▶ Brief a: In the rows that follow the thread below, write out the stretch from the line containing "y-tick-label: 3: [44, 164, 53, 184]" through the end of the rows, both ends included, reproducing each line exactly and leaving out the pictures.

▶ Source document:
————————
Could anyone help me to remove duplicate rows?

Leon · Jul 21, 2003

I have a table that has more than 1 milion rows so practically it is
impossible to remove all duplicate rows by hand.
Could you help me to remove those duplicate rows at all?
This table doesn't have primary key( identity ) column.

Say Table name => MyTable
Column => Col1,Col2,Col3
No primary key column here.

Thanks a lot in advance.

Brian P. Hammer · Jul 21, 2003

You can use the duplicate record query in Access to find them.

You can create an Access table matching the one with the duplicates and then
set on field as no duplicates and import the records. This will remove the
duplicate records.

Or using code:

SELECT Table1.Field1, Table1.ID
FROM Table1
WHERE (((Table1.Field1) In (SELECT [Field1] FROM [Table1] As Tmp GROUP BY
[Field1] HAVING Count(*)>1 )))
ORDER BY Table1.Field1;

And then just execute a delete but be careful, this returns all duplicate
records not just the duplicates of x

HTH,

Stephen Muecke · Jul 21, 2003

Leon,
Are you populating the table from a database? If so, you might be able to
use DISTINCT in you SELECT statement to avoid loading them in the first
place.
Another approach (I haven't tested this!) might be to set constraints before
filling the table (a PrimaryKey comprising all 3 columns) and handle the
FillError event of the DataAdaptor

Stephen

Bob Grommes · Jul 21, 2003

Brian,

I'm not sure that would work if Field1 is not the PK. What Leon is saying,
if I understand him correctly, is he has 3 fields in the table and they are
effectively the PK. So it would be something along the lines of:

SELECT Field1 + Field2 + Field3 FROM MyTable
GROUP BY Field1 + Field2 + Field3 HAVING COUNT(*) > 1
ORDER BY Field1,Field2,Field3

That will give you one copy of each duplicate; then, for each duplicate I'd
probably save the 3 field values, delete each group of records in the
underlying table and then re-insert one record:

/* Inside a loop scanning through the above result */
@@FieldOne = Field1
@@FieldTwo = Field2
@@FieldThree = Field3
DELETE FROM MyTable WHERE Field1 = @@FieldOne AND Field2 = @@FieldTwo AND
Field3 = @@FieldThree
INSERT INTO MyTable (Field1,Field2,Field3) VALUES
(@@FieldOne,@@FieldTwo,@@FieldThree)
————————
▶ Data listing:
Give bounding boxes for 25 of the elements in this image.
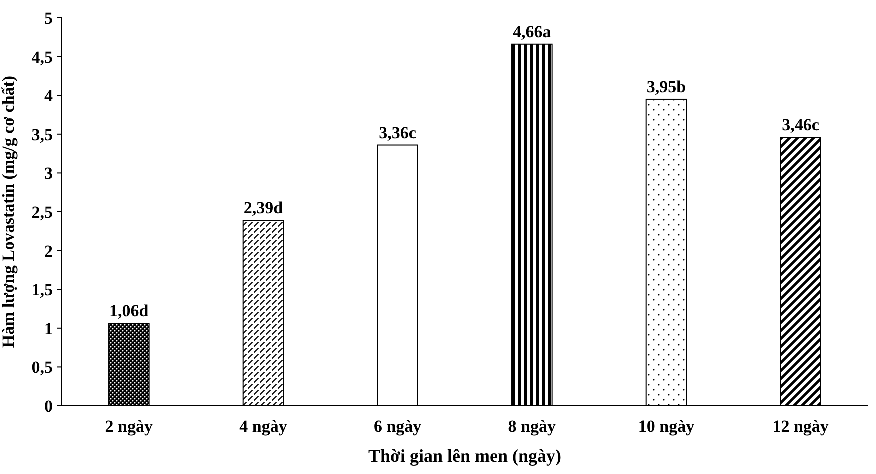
y-tick-label: 3: [44, 164, 53, 184]
data-label: 3,36c: [379, 123, 417, 142]
y-tick-label: 2: [44, 242, 53, 261]
x-tick-label: 8 ngày: [508, 417, 557, 436]
data-label: 3,95b: [646, 77, 686, 96]
y-tick-label: 5: [44, 8, 53, 28]
y-axis-title: Hàm lượng Lovastatin (mg/g cơ chất): [0, 76, 18, 348]
y-tick-label: 0,5: [32, 358, 53, 378]
y-tick-label: 3,5: [32, 125, 53, 144]
data-label: 3,46c: [782, 116, 820, 135]
y-tick-label: 1: [44, 319, 53, 338]
y-tick-label: 4,5: [32, 48, 53, 67]
data-label: 2,39d: [244, 198, 284, 218]
x-tick-label: 6 ngày: [374, 417, 422, 436]
y-tick-label: 1,5: [32, 280, 53, 300]
y-tick-label: 4: [44, 86, 54, 106]
y-tick-label: 2,5: [32, 202, 53, 222]
x-tick-label: 4 ngày: [240, 417, 288, 436]
x-axis-title: Thời gian lên men (ngày): [368, 446, 562, 466]
data-label: 1,06d: [110, 302, 150, 321]
x-tick-label: 2 ngày: [105, 417, 154, 436]
data-label: 4,66a: [513, 22, 552, 42]
x-tick-label: 12 ngày: [772, 417, 830, 436]
x-tick-label: 10 ngày: [638, 417, 696, 436]
y-tick-label: 0: [44, 396, 53, 416]
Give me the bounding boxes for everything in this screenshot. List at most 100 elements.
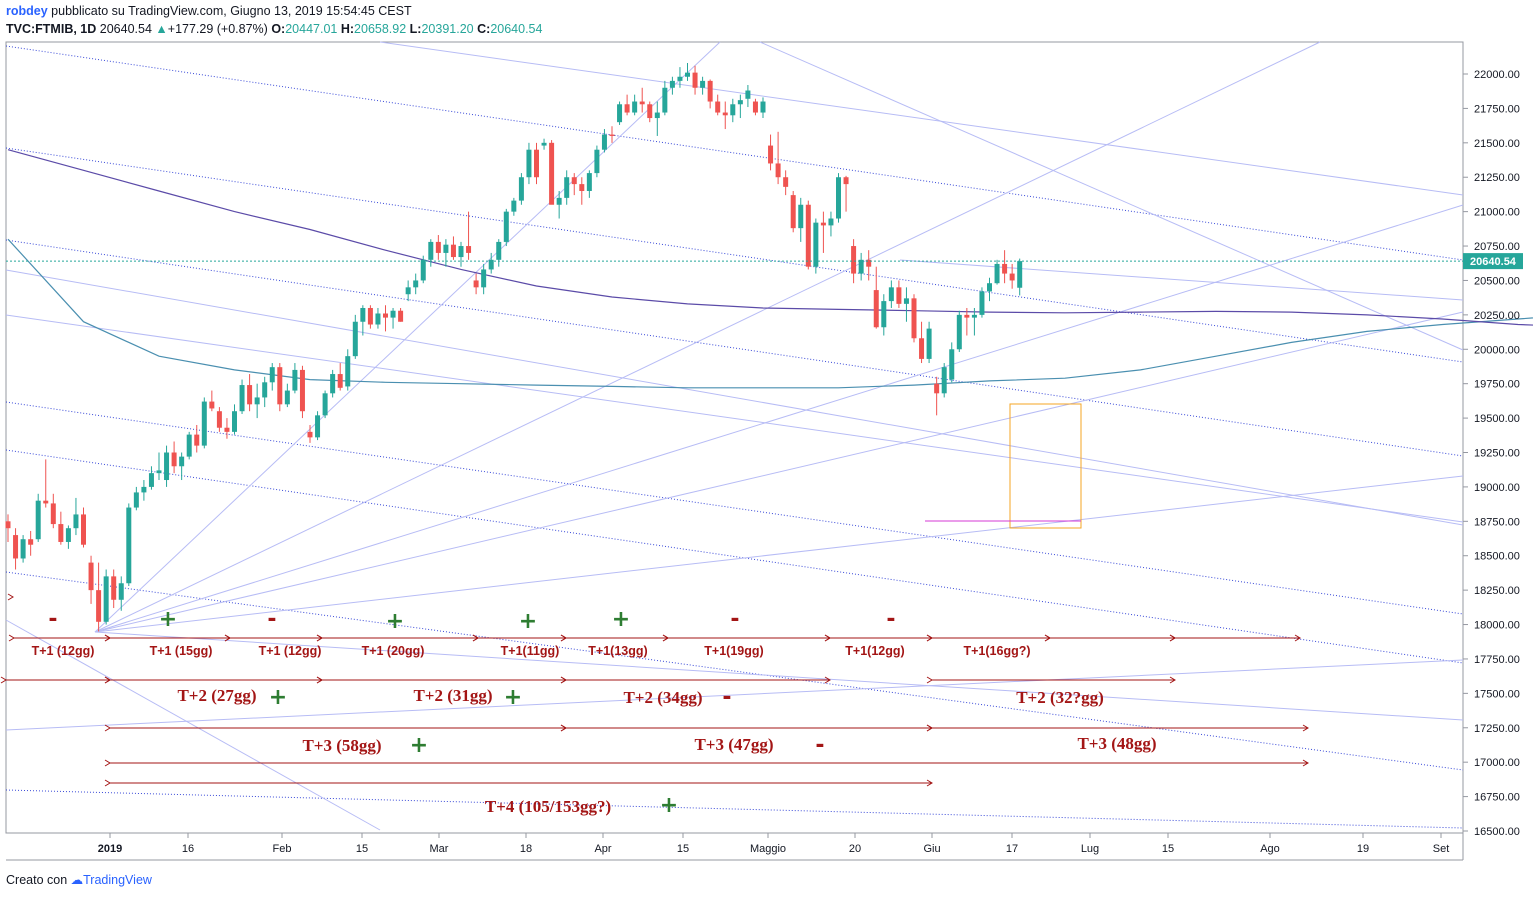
————————
▶ Brief b: Give the thread above, on removing duplicates from a table, again word for word in full.

▶ Exercise response a:
y-tick-label: 3: [44, 164, 53, 184]
data-label: 3,36c: [379, 123, 417, 142]
y-tick-label: 2: [44, 242, 53, 261]
x-tick-label: 8 ngày: [508, 417, 557, 436]
data-label: 3,95b: [646, 77, 686, 96]
y-tick-label: 5: [44, 8, 53, 28]
y-axis-title: Hàm lượng Lovastatin (mg/g cơ chất): [0, 76, 18, 348]
y-tick-label: 0,5: [32, 358, 53, 378]
y-tick-label: 3,5: [32, 125, 53, 144]
data-label: 3,46c: [782, 116, 820, 135]
y-tick-label: 1: [44, 319, 53, 338]
y-tick-label: 4,5: [32, 48, 53, 67]
data-label: 2,39d: [244, 198, 284, 218]
x-tick-label: 6 ngày: [374, 417, 422, 436]
y-tick-label: 1,5: [32, 280, 53, 300]
y-tick-label: 4: [44, 86, 54, 106]
y-tick-label: 2,5: [32, 202, 53, 222]
x-tick-label: 4 ngày: [240, 417, 288, 436]
x-axis-title: Thời gian lên men (ngày): [368, 446, 562, 466]
data-label: 1,06d: [110, 302, 150, 321]
x-tick-label: 2 ngày: [105, 417, 154, 436]
data-label: 4,66a: [513, 22, 552, 42]
x-tick-label: 12 ngày: [772, 417, 830, 436]
x-tick-label: 10 ngày: [638, 417, 696, 436]
y-tick-label: 0: [44, 396, 53, 416]
Give me the bounding boxes for everything in this screenshot. List at most 100 elements.

▶ Exercise response b:
Could anyone help me to remove duplicate rows?

Leon · Jul 21, 2003

I have a table that has more than 1 milion rows so practically it is
impossible to remove all duplicate rows by hand.
Could you help me to remove those duplicate rows at all?
This table doesn't have primary key( identity ) column.

Say Table name => MyTable
Column => Col1,Col2,Col3
No primary key column here.

Thanks a lot in advance.

Brian P. Hammer · Jul 21, 2003

You can use the duplicate record query in Access to find them.

You can create an Access table matching the one with the duplicates and then
set on field as no duplicates and import the records. This will remove the
duplicate records.

Or using code:

SELECT Table1.Field1, Table1.ID
FROM Table1
WHERE (((Table1.Field1) In (SELECT [Field1] FROM [Table1] As Tmp GROUP BY
[Field1] HAVING Count(*)>1 )))
ORDER BY Table1.Field1;

And then just execute a delete but be careful, this returns all duplicate
records not just the duplicates of x

HTH,

Stephen Muecke · Jul 21, 2003

Leon,
Are you populating the table from a database? If so, you might be able to
use DISTINCT in you SELECT statement to avoid loading them in the first
place.
Another approach (I haven't tested this!) might be to set constraints before
filling the table (a PrimaryKey comprising all 3 columns) and handle the
FillError event of the DataAdaptor

Stephen

Bob Grommes · Jul 21, 2003

Brian,

I'm not sure that would work if Field1 is not the PK. What Leon is saying,
if I understand him correctly, is he has 3 fields in the table and they are
effectively the PK. So it would be something along the lines of:

SELECT Field1 + Field2 + Field3 FROM MyTable
GROUP BY Field1 + Field2 + Field3 HAVING COUNT(*) > 1
ORDER BY Field1,Field2,Field3

That will give you one copy of each duplicate; then, for each duplicate I'd
probably save the 3 field values, delete each group of records in the
underlying table and then re-insert one record:

/* Inside a loop scanning through the above result */
@@FieldOne = Field1
@@FieldTwo = Field2
@@FieldThree = Field3
DELETE FROM MyTable WHERE Field1 = @@FieldOne AND Field2 = @@FieldTwo AND
Field3 = @@FieldThree
INSERT INTO MyTable (Field1,Field2,Field3) VALUES
(@@FieldOne,@@FieldTwo,@@FieldThree)